[start SUPPLIED DATA]

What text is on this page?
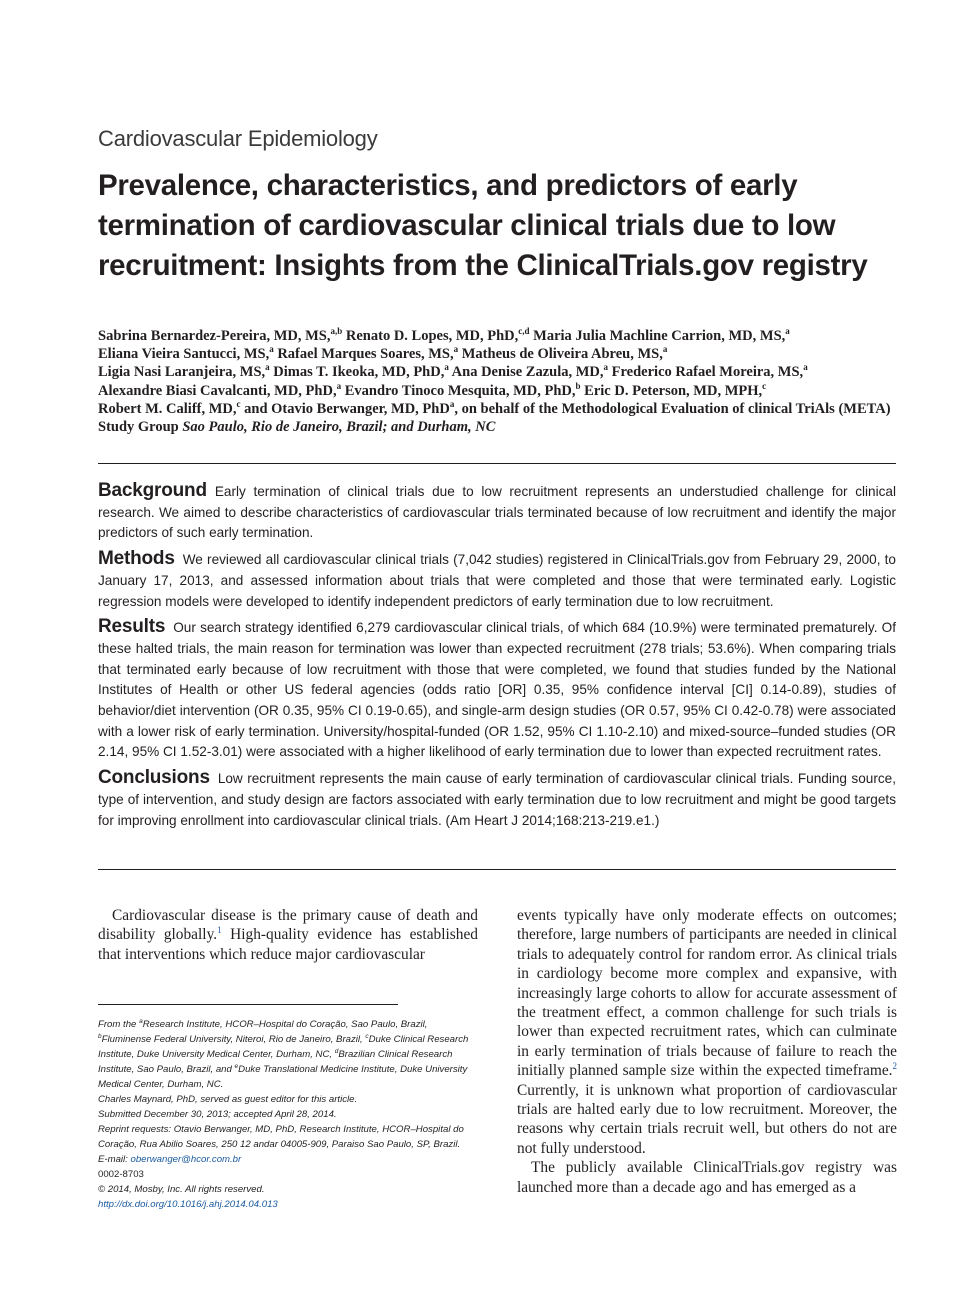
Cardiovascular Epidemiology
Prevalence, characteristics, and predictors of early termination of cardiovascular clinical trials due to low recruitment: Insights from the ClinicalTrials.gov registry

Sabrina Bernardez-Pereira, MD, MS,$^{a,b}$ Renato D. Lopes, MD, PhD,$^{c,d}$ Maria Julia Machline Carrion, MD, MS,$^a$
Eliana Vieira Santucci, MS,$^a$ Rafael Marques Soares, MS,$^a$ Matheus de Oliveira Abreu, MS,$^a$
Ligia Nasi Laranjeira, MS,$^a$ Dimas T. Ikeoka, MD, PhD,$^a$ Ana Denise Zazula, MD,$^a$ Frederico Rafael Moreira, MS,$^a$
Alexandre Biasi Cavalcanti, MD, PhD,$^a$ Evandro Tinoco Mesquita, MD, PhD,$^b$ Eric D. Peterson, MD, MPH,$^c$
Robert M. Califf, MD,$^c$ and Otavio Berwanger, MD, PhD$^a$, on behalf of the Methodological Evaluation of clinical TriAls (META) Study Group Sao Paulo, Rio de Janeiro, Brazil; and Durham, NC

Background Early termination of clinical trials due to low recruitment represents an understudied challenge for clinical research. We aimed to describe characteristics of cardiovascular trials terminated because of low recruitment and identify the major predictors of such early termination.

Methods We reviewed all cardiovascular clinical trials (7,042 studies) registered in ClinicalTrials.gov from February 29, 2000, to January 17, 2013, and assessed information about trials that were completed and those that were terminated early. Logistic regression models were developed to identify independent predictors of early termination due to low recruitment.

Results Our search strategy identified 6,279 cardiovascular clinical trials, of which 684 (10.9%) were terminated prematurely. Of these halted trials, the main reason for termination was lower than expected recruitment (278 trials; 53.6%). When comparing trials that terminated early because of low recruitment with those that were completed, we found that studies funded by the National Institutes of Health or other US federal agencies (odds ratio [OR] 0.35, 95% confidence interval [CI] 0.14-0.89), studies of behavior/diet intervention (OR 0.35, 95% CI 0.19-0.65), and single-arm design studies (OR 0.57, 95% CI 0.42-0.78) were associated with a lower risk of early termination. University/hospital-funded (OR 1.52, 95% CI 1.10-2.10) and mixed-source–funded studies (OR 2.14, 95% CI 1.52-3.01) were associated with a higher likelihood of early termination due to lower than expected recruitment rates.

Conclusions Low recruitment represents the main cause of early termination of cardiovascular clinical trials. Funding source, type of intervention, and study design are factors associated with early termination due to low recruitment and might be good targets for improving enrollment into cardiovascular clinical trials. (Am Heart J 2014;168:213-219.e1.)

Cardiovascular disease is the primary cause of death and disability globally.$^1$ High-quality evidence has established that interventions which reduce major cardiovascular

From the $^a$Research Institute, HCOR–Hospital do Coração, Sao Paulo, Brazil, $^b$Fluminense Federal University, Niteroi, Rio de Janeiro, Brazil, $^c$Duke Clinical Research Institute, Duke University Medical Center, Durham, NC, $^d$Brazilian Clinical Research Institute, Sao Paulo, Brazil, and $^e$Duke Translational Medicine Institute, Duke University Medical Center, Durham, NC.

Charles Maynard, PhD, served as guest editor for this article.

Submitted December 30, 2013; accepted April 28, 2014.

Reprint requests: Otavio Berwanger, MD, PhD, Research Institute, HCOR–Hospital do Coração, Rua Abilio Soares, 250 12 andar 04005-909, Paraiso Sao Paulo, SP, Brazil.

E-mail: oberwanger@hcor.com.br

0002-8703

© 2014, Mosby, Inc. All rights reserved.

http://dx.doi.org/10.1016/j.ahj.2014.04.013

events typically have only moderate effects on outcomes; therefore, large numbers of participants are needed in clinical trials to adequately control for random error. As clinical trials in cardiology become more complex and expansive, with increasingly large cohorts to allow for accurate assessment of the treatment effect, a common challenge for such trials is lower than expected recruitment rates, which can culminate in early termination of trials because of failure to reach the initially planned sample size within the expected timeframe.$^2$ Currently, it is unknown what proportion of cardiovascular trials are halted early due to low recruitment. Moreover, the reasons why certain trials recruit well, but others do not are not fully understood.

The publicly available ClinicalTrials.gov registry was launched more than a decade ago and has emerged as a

[end SUPPLIED DATA]

Pictures are excluded; copy all other data exactly as shown.

What text is on this page?
Cardiovascular Epidemiology
Prevalence, characteristics, and predictors of early termination of cardiovascular clinical trials due to low recruitment: Insights from the ClinicalTrials.gov registry

Sabrina Bernardez-Pereira, MD, MS,$^{a,b}$ Renato D. Lopes, MD, PhD,$^{c,d}$ Maria Julia Machline Carrion, MD, MS,$^a$
Eliana Vieira Santucci, MS,$^a$ Rafael Marques Soares, MS,$^a$ Matheus de Oliveira Abreu, MS,$^a$
Ligia Nasi Laranjeira, MS,$^a$ Dimas T. Ikeoka, MD, PhD,$^a$ Ana Denise Zazula, MD,$^a$ Frederico Rafael Moreira, MS,$^a$
Alexandre Biasi Cavalcanti, MD, PhD,$^a$ Evandro Tinoco Mesquita, MD, PhD,$^b$ Eric D. Peterson, MD, MPH,$^c$
Robert M. Califf, MD,$^c$ and Otavio Berwanger, MD, PhD$^a$, on behalf of the Methodological Evaluation of clinical TriAls (META) Study Group Sao Paulo, Rio de Janeiro, Brazil; and Durham, NC

Background Early termination of clinical trials due to low recruitment represents an understudied challenge for clinical research. We aimed to describe characteristics of cardiovascular trials terminated because of low recruitment and identify the major predictors of such early termination.

Methods We reviewed all cardiovascular clinical trials (7,042 studies) registered in ClinicalTrials.gov from February 29, 2000, to January 17, 2013, and assessed information about trials that were completed and those that were terminated early. Logistic regression models were developed to identify independent predictors of early termination due to low recruitment.

Results Our search strategy identified 6,279 cardiovascular clinical trials, of which 684 (10.9%) were terminated prematurely. Of these halted trials, the main reason for termination was lower than expected recruitment (278 trials; 53.6%). When comparing trials that terminated early because of low recruitment with those that were completed, we found that studies funded by the National Institutes of Health or other US federal agencies (odds ratio [OR] 0.35, 95% confidence interval [CI] 0.14-0.89), studies of behavior/diet intervention (OR 0.35, 95% CI 0.19-0.65), and single-arm design studies (OR 0.57, 95% CI 0.42-0.78) were associated with a lower risk of early termination. University/hospital-funded (OR 1.52, 95% CI 1.10-2.10) and mixed-source–funded studies (OR 2.14, 95% CI 1.52-3.01) were associated with a higher likelihood of early termination due to lower than expected recruitment rates.

Conclusions Low recruitment represents the main cause of early termination of cardiovascular clinical trials. Funding source, type of intervention, and study design are factors associated with early termination due to low recruitment and might be good targets for improving enrollment into cardiovascular clinical trials. (Am Heart J 2014;168:213-219.e1.)

Cardiovascular disease is the primary cause of death and disability globally.$^1$ High-quality evidence has established that interventions which reduce major cardiovascular

From the $^a$Research Institute, HCOR–Hospital do Coração, Sao Paulo, Brazil, $^b$Fluminense Federal University, Niteroi, Rio de Janeiro, Brazil, $^c$Duke Clinical Research Institute, Duke University Medical Center, Durham, NC, $^d$Brazilian Clinical Research Institute, Sao Paulo, Brazil, and $^e$Duke Translational Medicine Institute, Duke University Medical Center, Durham, NC.

Charles Maynard, PhD, served as guest editor for this article.

Submitted December 30, 2013; accepted April 28, 2014.

Reprint requests: Otavio Berwanger, MD, PhD, Research Institute, HCOR–Hospital do Coração, Rua Abilio Soares, 250 12 andar 04005-909, Paraiso Sao Paulo, SP, Brazil.

E-mail: oberwanger@hcor.com.br

0002-8703

© 2014, Mosby, Inc. All rights reserved.

http://dx.doi.org/10.1016/j.ahj.2014.04.013

events typically have only moderate effects on outcomes; therefore, large numbers of participants are needed in clinical trials to adequately control for random error. As clinical trials in cardiology become more complex and expansive, with increasingly large cohorts to allow for accurate assessment of the treatment effect, a common challenge for such trials is lower than expected recruitment rates, which can culminate in early termination of trials because of failure to reach the initially planned sample size within the expected timeframe.$^2$ Currently, it is unknown what proportion of cardiovascular trials are halted early due to low recruitment. Moreover, the reasons why certain trials recruit well, but others do not are not fully understood.

The publicly available ClinicalTrials.gov registry was launched more than a decade ago and has emerged as a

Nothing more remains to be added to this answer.